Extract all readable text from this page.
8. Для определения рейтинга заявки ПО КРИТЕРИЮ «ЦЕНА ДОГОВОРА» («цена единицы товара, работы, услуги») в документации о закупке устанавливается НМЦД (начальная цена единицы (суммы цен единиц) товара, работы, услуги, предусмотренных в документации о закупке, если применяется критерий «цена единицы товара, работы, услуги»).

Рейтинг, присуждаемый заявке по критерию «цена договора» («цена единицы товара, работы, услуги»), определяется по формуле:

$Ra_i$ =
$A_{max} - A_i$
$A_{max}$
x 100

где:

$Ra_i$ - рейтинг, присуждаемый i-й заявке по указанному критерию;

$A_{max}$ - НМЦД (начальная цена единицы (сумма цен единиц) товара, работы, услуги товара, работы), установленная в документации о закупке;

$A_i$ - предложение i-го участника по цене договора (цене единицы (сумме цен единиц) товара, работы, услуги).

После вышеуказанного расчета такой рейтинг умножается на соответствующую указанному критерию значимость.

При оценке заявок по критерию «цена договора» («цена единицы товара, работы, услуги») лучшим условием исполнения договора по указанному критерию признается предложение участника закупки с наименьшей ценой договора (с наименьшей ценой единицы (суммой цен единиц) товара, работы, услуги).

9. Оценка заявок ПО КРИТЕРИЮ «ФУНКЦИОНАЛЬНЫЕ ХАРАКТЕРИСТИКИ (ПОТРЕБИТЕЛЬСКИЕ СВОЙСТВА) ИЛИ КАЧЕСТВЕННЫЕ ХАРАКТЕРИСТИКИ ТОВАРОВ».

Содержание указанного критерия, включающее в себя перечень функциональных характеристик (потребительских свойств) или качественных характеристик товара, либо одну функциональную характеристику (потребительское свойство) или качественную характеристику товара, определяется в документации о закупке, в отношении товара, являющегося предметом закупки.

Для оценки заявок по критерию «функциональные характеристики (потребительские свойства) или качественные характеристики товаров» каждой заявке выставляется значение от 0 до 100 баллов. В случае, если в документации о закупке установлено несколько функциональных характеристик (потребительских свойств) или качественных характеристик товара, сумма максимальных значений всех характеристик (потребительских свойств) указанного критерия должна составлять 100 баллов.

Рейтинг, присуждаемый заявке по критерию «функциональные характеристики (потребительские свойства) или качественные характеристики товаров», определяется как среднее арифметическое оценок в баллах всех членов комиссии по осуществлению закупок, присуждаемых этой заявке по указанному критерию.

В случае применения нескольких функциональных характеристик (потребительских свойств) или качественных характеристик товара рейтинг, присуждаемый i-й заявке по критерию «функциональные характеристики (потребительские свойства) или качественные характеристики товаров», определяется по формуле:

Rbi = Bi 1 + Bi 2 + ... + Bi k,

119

□ □ □

Produce an exact copy of all the records.

**FINISHED ANSWER:**
Extract all readable text from this page.
8. Для определения рейтинга заявки ПО КРИТЕРИЮ «ЦЕНА ДОГОВОРА» («цена единицы товара, работы, услуги») в документации о закупке устанавливается НМЦД (начальная цена единицы (суммы цен единиц) товара, работы, услуги, предусмотренных в документации о закупке, если применяется критерий «цена единицы товара, работы, услуги»).

Рейтинг, присуждаемый заявке по критерию «цена договора» («цена единицы товара, работы, услуги»), определяется по формуле:

$Ra_i$ =
$A_{max} - A_i$
$A_{max}$
x 100

где:

$Ra_i$ - рейтинг, присуждаемый i-й заявке по указанному критерию;

$A_{max}$ - НМЦД (начальная цена единицы (сумма цен единиц) товара, работы, услуги товара, работы), установленная в документации о закупке;

$A_i$ - предложение i-го участника по цене договора (цене единицы (сумме цен единиц) товара, работы, услуги).

После вышеуказанного расчета такой рейтинг умножается на соответствующую указанному критерию значимость.

При оценке заявок по критерию «цена договора» («цена единицы товара, работы, услуги») лучшим условием исполнения договора по указанному критерию признается предложение участника закупки с наименьшей ценой договора (с наименьшей ценой единицы (суммой цен единиц) товара, работы, услуги).

9. Оценка заявок ПО КРИТЕРИЮ «ФУНКЦИОНАЛЬНЫЕ ХАРАКТЕРИСТИКИ (ПОТРЕБИТЕЛЬСКИЕ СВОЙСТВА) ИЛИ КАЧЕСТВЕННЫЕ ХАРАКТЕРИСТИКИ ТОВАРОВ».

Содержание указанного критерия, включающее в себя перечень функциональных характеристик (потребительских свойств) или качественных характеристик товара, либо одну функциональную характеристику (потребительское свойство) или качественную характеристику товара, определяется в документации о закупке, в отношении товара, являющегося предметом закупки.

Для оценки заявок по критерию «функциональные характеристики (потребительские свойства) или качественные характеристики товаров» каждой заявке выставляется значение от 0 до 100 баллов. В случае, если в документации о закупке установлено несколько функциональных характеристик (потребительских свойств) или качественных характеристик товара, сумма максимальных значений всех характеристик (потребительских свойств) указанного критерия должна составлять 100 баллов.

Рейтинг, присуждаемый заявке по критерию «функциональные характеристики (потребительские свойства) или качественные характеристики товаров», определяется как среднее арифметическое оценок в баллах всех членов комиссии по осуществлению закупок, присуждаемых этой заявке по указанному критерию.

В случае применения нескольких функциональных характеристик (потребительских свойств) или качественных характеристик товара рейтинг, присуждаемый i-й заявке по критерию «функциональные характеристики (потребительские свойства) или качественные характеристики товаров», определяется по формуле:

Rbi = Bi 1 + Bi 2 + ... + Bi k,

119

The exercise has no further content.